Your task is to copy every line of the entries that contains "Giacomelli".

::: Task inputs :::

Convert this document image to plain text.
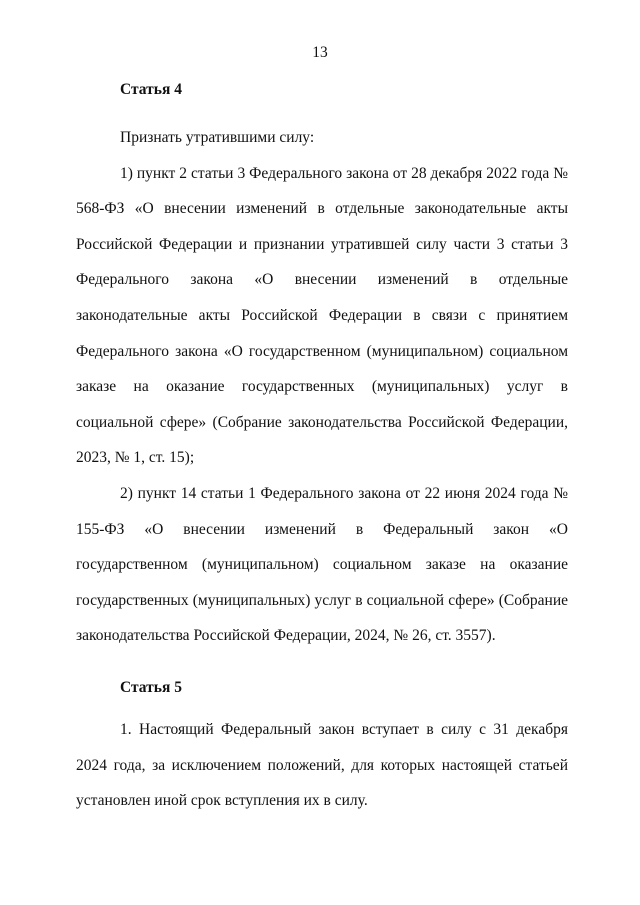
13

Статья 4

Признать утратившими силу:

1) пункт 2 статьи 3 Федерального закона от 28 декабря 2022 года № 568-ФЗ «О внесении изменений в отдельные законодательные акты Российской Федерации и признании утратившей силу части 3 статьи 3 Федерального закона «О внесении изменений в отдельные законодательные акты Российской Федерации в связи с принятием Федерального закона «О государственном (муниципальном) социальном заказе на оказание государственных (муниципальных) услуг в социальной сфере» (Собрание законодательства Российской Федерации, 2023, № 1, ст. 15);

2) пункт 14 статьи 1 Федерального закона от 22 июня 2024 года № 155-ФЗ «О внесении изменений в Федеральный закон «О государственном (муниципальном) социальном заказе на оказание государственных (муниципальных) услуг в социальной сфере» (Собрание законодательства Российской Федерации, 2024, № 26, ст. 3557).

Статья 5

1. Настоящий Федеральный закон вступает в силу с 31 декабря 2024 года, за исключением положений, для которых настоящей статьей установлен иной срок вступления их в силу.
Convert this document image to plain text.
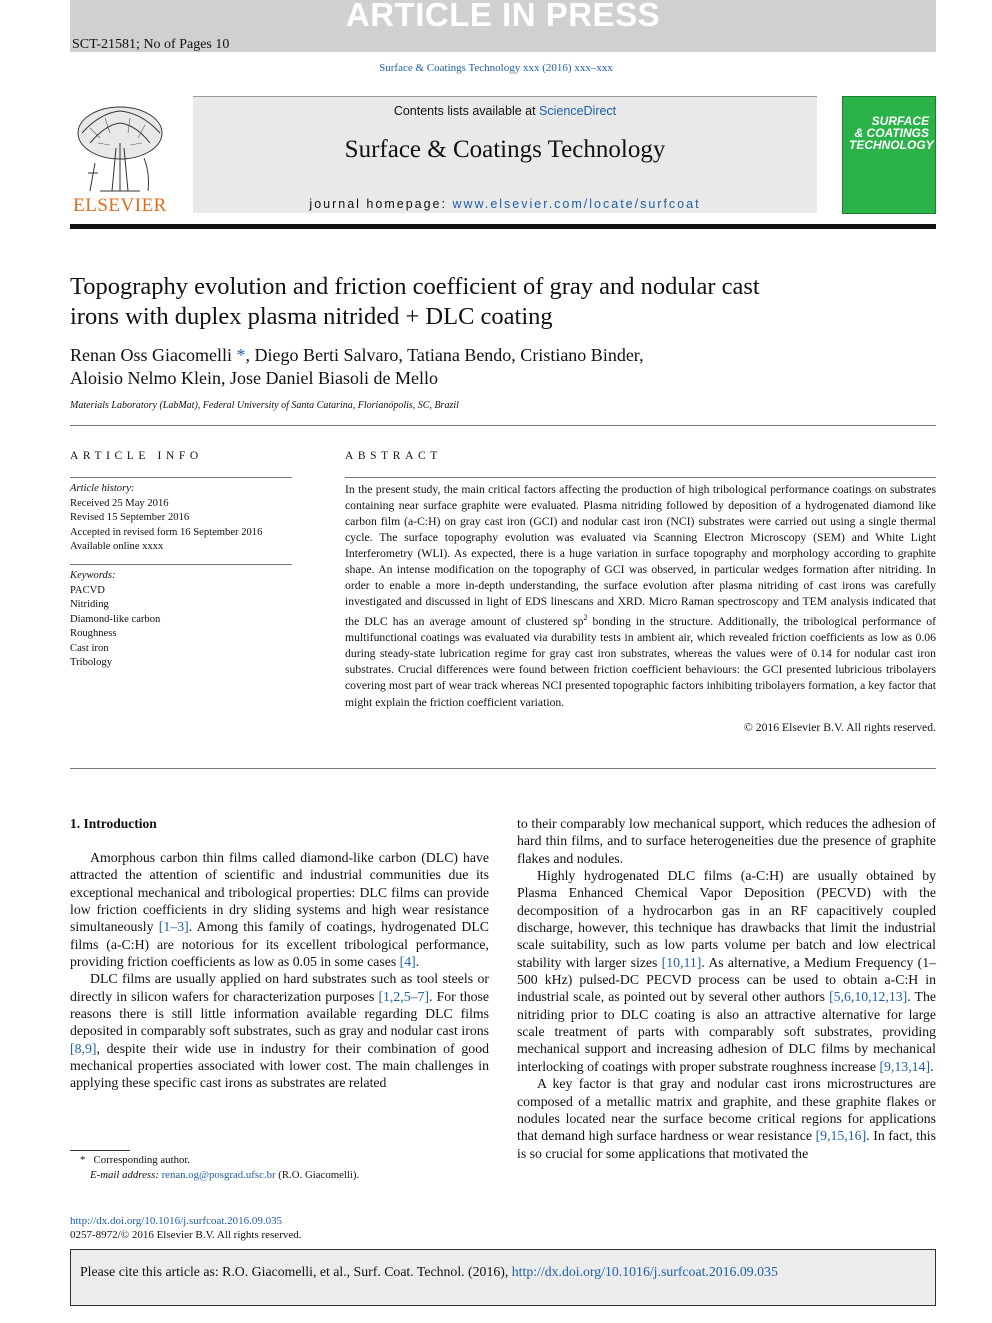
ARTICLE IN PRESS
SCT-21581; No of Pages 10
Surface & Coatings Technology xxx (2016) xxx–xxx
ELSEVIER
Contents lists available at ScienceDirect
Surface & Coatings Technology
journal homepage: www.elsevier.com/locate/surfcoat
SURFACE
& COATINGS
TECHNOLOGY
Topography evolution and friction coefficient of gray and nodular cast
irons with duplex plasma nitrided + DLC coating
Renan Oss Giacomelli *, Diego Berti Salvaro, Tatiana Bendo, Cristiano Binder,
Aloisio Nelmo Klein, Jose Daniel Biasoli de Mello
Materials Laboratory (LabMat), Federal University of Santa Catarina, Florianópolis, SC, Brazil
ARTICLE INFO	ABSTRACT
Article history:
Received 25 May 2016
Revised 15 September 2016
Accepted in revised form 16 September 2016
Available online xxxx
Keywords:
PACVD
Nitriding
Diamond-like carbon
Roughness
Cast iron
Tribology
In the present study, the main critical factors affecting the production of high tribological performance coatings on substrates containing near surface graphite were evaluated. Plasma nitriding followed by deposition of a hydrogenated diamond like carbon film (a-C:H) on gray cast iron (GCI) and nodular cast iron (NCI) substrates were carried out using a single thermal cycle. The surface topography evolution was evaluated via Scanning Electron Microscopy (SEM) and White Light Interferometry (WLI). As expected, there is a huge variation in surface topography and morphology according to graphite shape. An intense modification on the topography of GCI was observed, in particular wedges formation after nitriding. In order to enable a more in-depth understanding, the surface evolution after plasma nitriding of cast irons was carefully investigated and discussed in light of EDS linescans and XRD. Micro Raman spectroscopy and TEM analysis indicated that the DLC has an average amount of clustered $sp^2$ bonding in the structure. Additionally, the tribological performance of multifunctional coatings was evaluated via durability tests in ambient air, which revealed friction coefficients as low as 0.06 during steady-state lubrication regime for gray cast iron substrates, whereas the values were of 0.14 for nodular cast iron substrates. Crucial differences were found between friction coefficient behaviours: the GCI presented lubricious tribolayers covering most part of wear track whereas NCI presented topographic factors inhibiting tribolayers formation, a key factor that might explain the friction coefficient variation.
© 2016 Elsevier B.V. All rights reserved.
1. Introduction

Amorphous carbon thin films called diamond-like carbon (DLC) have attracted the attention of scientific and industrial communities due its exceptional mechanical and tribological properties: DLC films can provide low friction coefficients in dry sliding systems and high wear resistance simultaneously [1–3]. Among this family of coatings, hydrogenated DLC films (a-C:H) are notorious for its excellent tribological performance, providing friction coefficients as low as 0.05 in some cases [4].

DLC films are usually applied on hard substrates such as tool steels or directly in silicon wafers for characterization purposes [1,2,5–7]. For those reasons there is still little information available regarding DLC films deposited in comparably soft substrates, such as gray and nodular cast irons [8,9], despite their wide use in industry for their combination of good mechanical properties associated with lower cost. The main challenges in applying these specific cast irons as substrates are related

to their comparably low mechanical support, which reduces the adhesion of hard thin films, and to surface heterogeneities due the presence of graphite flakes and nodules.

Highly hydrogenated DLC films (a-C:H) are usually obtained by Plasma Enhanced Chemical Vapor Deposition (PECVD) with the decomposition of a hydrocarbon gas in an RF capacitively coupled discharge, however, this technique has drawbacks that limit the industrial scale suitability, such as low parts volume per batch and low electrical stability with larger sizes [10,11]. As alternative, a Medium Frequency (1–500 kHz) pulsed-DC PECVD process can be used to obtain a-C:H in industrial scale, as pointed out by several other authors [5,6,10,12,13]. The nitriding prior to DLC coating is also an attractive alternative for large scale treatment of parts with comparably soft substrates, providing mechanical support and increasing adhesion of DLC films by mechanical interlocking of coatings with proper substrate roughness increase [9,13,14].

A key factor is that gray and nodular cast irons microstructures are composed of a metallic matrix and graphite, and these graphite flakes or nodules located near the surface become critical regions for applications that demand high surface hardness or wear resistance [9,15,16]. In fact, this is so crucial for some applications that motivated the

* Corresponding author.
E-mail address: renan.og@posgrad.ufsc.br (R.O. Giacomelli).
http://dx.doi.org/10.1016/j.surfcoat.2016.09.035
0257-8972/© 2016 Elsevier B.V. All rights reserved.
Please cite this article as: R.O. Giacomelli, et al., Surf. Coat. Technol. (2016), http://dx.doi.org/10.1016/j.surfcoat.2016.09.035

:::

=== Solved problem ===
Renan Oss Giacomelli *, Diego Berti Salvaro, Tatiana Bendo, Cristiano Binder,
E-mail address: renan.og@posgrad.ufsc.br (R.O. Giacomelli).
Please cite this article as: R.O. Giacomelli, et al., Surf. Coat. Technol. (2016), http://dx.doi.org/10.1016/j.surfcoat.2016.09.035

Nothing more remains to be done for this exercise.